### Data rows:

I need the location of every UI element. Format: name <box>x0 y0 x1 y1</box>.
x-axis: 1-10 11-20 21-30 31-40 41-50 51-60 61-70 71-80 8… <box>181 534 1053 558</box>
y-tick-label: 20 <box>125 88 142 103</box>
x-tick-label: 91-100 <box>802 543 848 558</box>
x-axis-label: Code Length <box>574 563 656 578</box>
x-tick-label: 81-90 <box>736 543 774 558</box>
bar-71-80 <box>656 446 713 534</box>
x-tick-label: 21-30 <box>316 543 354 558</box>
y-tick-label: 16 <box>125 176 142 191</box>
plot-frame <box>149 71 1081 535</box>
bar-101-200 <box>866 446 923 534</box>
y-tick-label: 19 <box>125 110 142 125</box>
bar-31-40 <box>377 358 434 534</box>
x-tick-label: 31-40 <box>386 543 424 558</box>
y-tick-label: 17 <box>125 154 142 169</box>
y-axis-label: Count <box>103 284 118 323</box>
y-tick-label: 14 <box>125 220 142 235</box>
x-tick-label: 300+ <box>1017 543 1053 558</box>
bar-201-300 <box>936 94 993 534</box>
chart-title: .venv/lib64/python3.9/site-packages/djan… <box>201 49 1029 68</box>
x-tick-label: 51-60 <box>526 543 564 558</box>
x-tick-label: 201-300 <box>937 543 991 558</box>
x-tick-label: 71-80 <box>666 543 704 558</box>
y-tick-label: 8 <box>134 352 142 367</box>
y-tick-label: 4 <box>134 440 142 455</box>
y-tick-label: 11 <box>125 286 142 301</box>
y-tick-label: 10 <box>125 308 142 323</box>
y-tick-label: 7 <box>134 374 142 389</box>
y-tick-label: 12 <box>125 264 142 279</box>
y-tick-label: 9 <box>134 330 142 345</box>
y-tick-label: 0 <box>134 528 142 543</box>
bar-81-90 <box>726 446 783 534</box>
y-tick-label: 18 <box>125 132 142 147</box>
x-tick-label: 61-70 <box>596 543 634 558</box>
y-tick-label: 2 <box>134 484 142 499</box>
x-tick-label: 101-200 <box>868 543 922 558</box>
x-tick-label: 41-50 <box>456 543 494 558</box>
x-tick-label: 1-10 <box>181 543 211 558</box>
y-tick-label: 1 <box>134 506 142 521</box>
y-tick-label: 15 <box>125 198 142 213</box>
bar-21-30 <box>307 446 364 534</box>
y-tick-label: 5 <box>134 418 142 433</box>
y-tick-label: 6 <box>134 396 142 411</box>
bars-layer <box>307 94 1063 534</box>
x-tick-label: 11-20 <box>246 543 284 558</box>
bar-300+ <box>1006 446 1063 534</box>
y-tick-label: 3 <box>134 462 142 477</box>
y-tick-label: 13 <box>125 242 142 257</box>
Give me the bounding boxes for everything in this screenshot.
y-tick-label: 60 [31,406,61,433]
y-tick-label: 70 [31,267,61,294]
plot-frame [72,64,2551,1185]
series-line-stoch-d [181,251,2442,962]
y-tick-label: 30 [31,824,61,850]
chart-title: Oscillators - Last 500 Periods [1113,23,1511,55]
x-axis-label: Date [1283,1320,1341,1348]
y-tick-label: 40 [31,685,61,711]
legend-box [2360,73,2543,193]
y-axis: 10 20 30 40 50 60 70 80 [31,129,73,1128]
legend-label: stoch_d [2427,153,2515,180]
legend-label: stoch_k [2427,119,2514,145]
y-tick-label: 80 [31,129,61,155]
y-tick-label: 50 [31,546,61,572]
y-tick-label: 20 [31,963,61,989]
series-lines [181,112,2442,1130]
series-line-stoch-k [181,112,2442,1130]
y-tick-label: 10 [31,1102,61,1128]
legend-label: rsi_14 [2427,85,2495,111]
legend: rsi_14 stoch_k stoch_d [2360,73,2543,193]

### To be done:
Copy all of the material above line for line, without changing anything.

### Output for this exercise:
I need the location of every UI element. Format: name <box>x0 y0 x1 y1</box>.
x-axis: 1-10 11-20 21-30 31-40 41-50 51-60 61-70 71-80 8… <box>181 534 1053 558</box>
y-tick-label: 20 <box>125 88 142 103</box>
x-tick-label: 91-100 <box>802 543 848 558</box>
x-axis-label: Code Length <box>574 563 656 578</box>
x-tick-label: 81-90 <box>736 543 774 558</box>
bar-71-80 <box>656 446 713 534</box>
x-tick-label: 21-30 <box>316 543 354 558</box>
y-tick-label: 16 <box>125 176 142 191</box>
plot-frame <box>149 71 1081 535</box>
bar-101-200 <box>866 446 923 534</box>
y-tick-label: 19 <box>125 110 142 125</box>
bar-31-40 <box>377 358 434 534</box>
x-tick-label: 31-40 <box>386 543 424 558</box>
y-tick-label: 17 <box>125 154 142 169</box>
y-axis-label: Count <box>103 284 118 323</box>
y-tick-label: 14 <box>125 220 142 235</box>
x-tick-label: 300+ <box>1017 543 1053 558</box>
bar-201-300 <box>936 94 993 534</box>
chart-title: .venv/lib64/python3.9/site-packages/djan… <box>201 49 1029 68</box>
x-tick-label: 51-60 <box>526 543 564 558</box>
x-tick-label: 201-300 <box>937 543 991 558</box>
x-tick-label: 71-80 <box>666 543 704 558</box>
y-tick-label: 8 <box>134 352 142 367</box>
y-tick-label: 4 <box>134 440 142 455</box>
y-tick-label: 11 <box>125 286 142 301</box>
y-tick-label: 10 <box>125 308 142 323</box>
y-tick-label: 7 <box>134 374 142 389</box>
y-tick-label: 12 <box>125 264 142 279</box>
y-tick-label: 9 <box>134 330 142 345</box>
y-tick-label: 0 <box>134 528 142 543</box>
bar-81-90 <box>726 446 783 534</box>
y-tick-label: 18 <box>125 132 142 147</box>
x-tick-label: 61-70 <box>596 543 634 558</box>
y-tick-label: 2 <box>134 484 142 499</box>
x-tick-label: 101-200 <box>868 543 922 558</box>
x-tick-label: 41-50 <box>456 543 494 558</box>
x-tick-label: 1-10 <box>181 543 211 558</box>
y-tick-label: 1 <box>134 506 142 521</box>
y-tick-label: 15 <box>125 198 142 213</box>
bar-21-30 <box>307 446 364 534</box>
y-tick-label: 5 <box>134 418 142 433</box>
y-tick-label: 6 <box>134 396 142 411</box>
bars-layer <box>307 94 1063 534</box>
x-tick-label: 11-20 <box>246 543 284 558</box>
bar-300+ <box>1006 446 1063 534</box>
y-tick-label: 3 <box>134 462 142 477</box>
y-tick-label: 13 <box>125 242 142 257</box>
Give me the bounding boxes for everything in this screenshot.
y-tick-label: 60 [31,406,61,433]
y-tick-label: 70 [31,267,61,294]
plot-frame [72,64,2551,1185]
series-line-stoch-d [181,251,2442,962]
y-tick-label: 30 [31,824,61,850]
chart-title: Oscillators - Last 500 Periods [1113,23,1511,55]
x-axis-label: Date [1283,1320,1341,1348]
y-tick-label: 40 [31,685,61,711]
legend-box [2360,73,2543,193]
y-axis: 10 20 30 40 50 60 70 80 [31,129,73,1128]
legend-label: stoch_d [2427,153,2515,180]
legend-label: stoch_k [2427,119,2514,145]
y-tick-label: 80 [31,129,61,155]
y-tick-label: 50 [31,546,61,572]
y-tick-label: 20 [31,963,61,989]
series-lines [181,112,2442,1130]
series-line-stoch-k [181,112,2442,1130]
y-tick-label: 10 [31,1102,61,1128]
legend-label: rsi_14 [2427,85,2495,111]
legend: rsi_14 stoch_k stoch_d [2360,73,2543,193]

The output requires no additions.